» Exercise: Return the records, each one exactly as written.
<<<<
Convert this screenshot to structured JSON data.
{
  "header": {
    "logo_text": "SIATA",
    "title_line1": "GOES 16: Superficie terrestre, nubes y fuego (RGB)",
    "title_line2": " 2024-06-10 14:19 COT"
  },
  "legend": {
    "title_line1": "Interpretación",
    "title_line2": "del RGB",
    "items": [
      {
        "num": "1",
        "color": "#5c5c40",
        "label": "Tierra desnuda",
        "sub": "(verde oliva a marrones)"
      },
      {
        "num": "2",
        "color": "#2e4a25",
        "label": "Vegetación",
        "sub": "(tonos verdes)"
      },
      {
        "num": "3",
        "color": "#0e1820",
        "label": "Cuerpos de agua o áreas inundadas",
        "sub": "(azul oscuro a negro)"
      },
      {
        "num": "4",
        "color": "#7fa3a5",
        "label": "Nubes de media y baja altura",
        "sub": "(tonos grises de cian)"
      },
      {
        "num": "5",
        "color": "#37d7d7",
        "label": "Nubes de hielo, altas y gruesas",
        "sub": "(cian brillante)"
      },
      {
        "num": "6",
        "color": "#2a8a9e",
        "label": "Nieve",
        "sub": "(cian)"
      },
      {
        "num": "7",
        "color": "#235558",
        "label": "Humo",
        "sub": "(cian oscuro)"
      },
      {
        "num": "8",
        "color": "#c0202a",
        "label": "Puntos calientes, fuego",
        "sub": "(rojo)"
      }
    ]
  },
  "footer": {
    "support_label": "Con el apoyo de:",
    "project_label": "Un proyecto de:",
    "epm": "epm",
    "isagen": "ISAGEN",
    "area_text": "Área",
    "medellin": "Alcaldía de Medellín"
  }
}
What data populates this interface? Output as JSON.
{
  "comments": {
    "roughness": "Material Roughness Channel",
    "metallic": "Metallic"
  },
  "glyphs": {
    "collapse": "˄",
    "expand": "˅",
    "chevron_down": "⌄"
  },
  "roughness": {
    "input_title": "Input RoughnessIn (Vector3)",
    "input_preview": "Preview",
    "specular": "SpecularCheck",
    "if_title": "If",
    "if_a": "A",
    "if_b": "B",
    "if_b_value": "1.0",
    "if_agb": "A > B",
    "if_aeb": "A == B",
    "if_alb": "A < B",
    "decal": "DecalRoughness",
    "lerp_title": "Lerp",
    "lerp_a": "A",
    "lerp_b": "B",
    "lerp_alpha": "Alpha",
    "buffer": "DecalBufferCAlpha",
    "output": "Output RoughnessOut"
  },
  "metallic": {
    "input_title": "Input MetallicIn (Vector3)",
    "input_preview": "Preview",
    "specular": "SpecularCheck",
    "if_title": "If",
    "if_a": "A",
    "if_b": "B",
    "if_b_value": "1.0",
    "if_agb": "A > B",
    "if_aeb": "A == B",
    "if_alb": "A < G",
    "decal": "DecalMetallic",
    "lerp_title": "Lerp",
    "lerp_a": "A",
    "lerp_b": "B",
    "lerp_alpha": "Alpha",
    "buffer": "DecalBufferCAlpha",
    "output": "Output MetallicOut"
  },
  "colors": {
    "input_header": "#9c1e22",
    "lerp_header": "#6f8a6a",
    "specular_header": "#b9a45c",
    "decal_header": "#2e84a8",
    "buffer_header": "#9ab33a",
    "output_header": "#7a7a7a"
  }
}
>>>>
» Output for this task:
Convert this screenshot to structured JSON data.
{
  "header": {
    "logo_text": "SIATA",
    "title_line1": "GOES 16: Superficie terrestre, nubes y fuego (RGB)",
    "title_line2": " 2024-06-10 14:19 COT"
  },
  "legend": {
    "title_line1": "Interpretación",
    "title_line2": "del RGB",
    "items": [
      {
        "num": "1",
        "color": "#5c5c40",
        "label": "Tierra desnuda",
        "sub": "(verde oliva a marrones)"
      },
      {
        "num": "2",
        "color": "#2e4a25",
        "label": "Vegetación",
        "sub": "(tonos verdes)"
      },
      {
        "num": "3",
        "color": "#0e1820",
        "label": "Cuerpos de agua o áreas inundadas",
        "sub": "(azul oscuro a negro)"
      },
      {
        "num": "4",
        "color": "#7fa3a5",
        "label": "Nubes de media y baja altura",
        "sub": "(tonos grises de cian)"
      },
      {
        "num": "5",
        "color": "#37d7d7",
        "label": "Nubes de hielo, altas y gruesas",
        "sub": "(cian brillante)"
      },
      {
        "num": "6",
        "color": "#2a8a9e",
        "label": "Nieve",
        "sub": "(cian)"
      },
      {
        "num": "7",
        "color": "#235558",
        "label": "Humo",
        "sub": "(cian oscuro)"
      },
      {
        "num": "8",
        "color": "#c0202a",
        "label": "Puntos calientes, fuego",
        "sub": "(rojo)"
      }
    ]
  },
  "footer": {
    "support_label": "Con el apoyo de:",
    "project_label": "Un proyecto de:",
    "epm": "epm",
    "isagen": "ISAGEN",
    "area_text": "Área",
    "medellin": "Alcaldía de Medellín"
  }
}
What data populates this interface? Output as JSON.
{
  "comments": {
    "roughness": "Material Roughness Channel",
    "metallic": "Metallic"
  },
  "glyphs": {
    "collapse": "˄",
    "expand": "˅",
    "chevron_down": "⌄"
  },
  "roughness": {
    "input_title": "Input RoughnessIn (Vector3)",
    "input_preview": "Preview",
    "specular": "SpecularCheck",
    "if_title": "If",
    "if_a": "A",
    "if_b": "B",
    "if_b_value": "1.0",
    "if_agb": "A > B",
    "if_aeb": "A == B",
    "if_alb": "A < B",
    "decal": "DecalRoughness",
    "lerp_title": "Lerp",
    "lerp_a": "A",
    "lerp_b": "B",
    "lerp_alpha": "Alpha",
    "buffer": "DecalBufferCAlpha",
    "output": "Output RoughnessOut"
  },
  "metallic": {
    "input_title": "Input MetallicIn (Vector3)",
    "input_preview": "Preview",
    "specular": "SpecularCheck",
    "if_title": "If",
    "if_a": "A",
    "if_b": "B",
    "if_b_value": "1.0",
    "if_agb": "A > B",
    "if_aeb": "A == B",
    "if_alb": "A < G",
    "decal": "DecalMetallic",
    "lerp_title": "Lerp",
    "lerp_a": "A",
    "lerp_b": "B",
    "lerp_alpha": "Alpha",
    "buffer": "DecalBufferCAlpha",
    "output": "Output MetallicOut"
  },
  "colors": {
    "input_header": "#9c1e22",
    "lerp_header": "#6f8a6a",
    "specular_header": "#b9a45c",
    "decal_header": "#2e84a8",
    "buffer_header": "#9ab33a",
    "output_header": "#7a7a7a"
  }
}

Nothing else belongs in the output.